▸ **STATED GOAL**
Write out the full listing again, exactly as it stands.

---+---

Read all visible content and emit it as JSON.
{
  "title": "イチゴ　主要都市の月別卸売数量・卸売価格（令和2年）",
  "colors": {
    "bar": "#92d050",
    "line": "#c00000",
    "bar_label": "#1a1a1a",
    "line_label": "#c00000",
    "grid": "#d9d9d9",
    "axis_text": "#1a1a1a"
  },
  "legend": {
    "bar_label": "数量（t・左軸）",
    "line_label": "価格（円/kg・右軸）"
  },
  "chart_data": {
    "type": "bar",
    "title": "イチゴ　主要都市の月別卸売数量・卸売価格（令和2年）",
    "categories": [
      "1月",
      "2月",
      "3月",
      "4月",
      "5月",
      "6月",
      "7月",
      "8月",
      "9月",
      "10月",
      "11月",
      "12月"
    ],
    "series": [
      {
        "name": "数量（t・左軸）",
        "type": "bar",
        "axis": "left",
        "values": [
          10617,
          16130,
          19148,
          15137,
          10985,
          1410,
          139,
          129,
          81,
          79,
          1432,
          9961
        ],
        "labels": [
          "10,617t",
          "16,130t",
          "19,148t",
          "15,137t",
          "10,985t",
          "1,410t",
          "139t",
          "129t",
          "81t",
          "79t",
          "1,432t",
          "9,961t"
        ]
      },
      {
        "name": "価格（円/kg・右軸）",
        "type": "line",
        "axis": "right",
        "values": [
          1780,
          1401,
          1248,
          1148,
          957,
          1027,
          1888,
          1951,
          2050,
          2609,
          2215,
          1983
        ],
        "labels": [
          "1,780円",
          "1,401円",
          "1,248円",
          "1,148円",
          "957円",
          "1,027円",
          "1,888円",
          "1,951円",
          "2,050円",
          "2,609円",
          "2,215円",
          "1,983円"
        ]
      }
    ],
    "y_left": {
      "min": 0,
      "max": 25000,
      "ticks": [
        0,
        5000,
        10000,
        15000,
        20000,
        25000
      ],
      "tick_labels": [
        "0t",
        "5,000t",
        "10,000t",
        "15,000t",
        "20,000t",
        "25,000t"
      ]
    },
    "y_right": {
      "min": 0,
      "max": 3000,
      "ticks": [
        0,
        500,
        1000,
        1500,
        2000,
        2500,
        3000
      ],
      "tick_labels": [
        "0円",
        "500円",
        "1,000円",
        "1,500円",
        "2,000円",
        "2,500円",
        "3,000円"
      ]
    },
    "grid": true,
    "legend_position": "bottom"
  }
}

---+---

▸ **FINISHED TASK**
Read all visible content and emit it as JSON.
{
  "title": "イチゴ　主要都市の月別卸売数量・卸売価格（令和2年）",
  "colors": {
    "bar": "#92d050",
    "line": "#c00000",
    "bar_label": "#1a1a1a",
    "line_label": "#c00000",
    "grid": "#d9d9d9",
    "axis_text": "#1a1a1a"
  },
  "legend": {
    "bar_label": "数量（t・左軸）",
    "line_label": "価格（円/kg・右軸）"
  },
  "chart_data": {
    "type": "bar",
    "title": "イチゴ　主要都市の月別卸売数量・卸売価格（令和2年）",
    "categories": [
      "1月",
      "2月",
      "3月",
      "4月",
      "5月",
      "6月",
      "7月",
      "8月",
      "9月",
      "10月",
      "11月",
      "12月"
    ],
    "series": [
      {
        "name": "数量（t・左軸）",
        "type": "bar",
        "axis": "left",
        "values": [
          10617,
          16130,
          19148,
          15137,
          10985,
          1410,
          139,
          129,
          81,
          79,
          1432,
          9961
        ],
        "labels": [
          "10,617t",
          "16,130t",
          "19,148t",
          "15,137t",
          "10,985t",
          "1,410t",
          "139t",
          "129t",
          "81t",
          "79t",
          "1,432t",
          "9,961t"
        ]
      },
      {
        "name": "価格（円/kg・右軸）",
        "type": "line",
        "axis": "right",
        "values": [
          1780,
          1401,
          1248,
          1148,
          957,
          1027,
          1888,
          1951,
          2050,
          2609,
          2215,
          1983
        ],
        "labels": [
          "1,780円",
          "1,401円",
          "1,248円",
          "1,148円",
          "957円",
          "1,027円",
          "1,888円",
          "1,951円",
          "2,050円",
          "2,609円",
          "2,215円",
          "1,983円"
        ]
      }
    ],
    "y_left": {
      "min": 0,
      "max": 25000,
      "ticks": [
        0,
        5000,
        10000,
        15000,
        20000,
        25000
      ],
      "tick_labels": [
        "0t",
        "5,000t",
        "10,000t",
        "15,000t",
        "20,000t",
        "25,000t"
      ]
    },
    "y_right": {
      "min": 0,
      "max": 3000,
      "ticks": [
        0,
        500,
        1000,
        1500,
        2000,
        2500,
        3000
      ],
      "tick_labels": [
        "0円",
        "500円",
        "1,000円",
        "1,500円",
        "2,000円",
        "2,500円",
        "3,000円"
      ]
    },
    "grid": true,
    "legend_position": "bottom"
  }
}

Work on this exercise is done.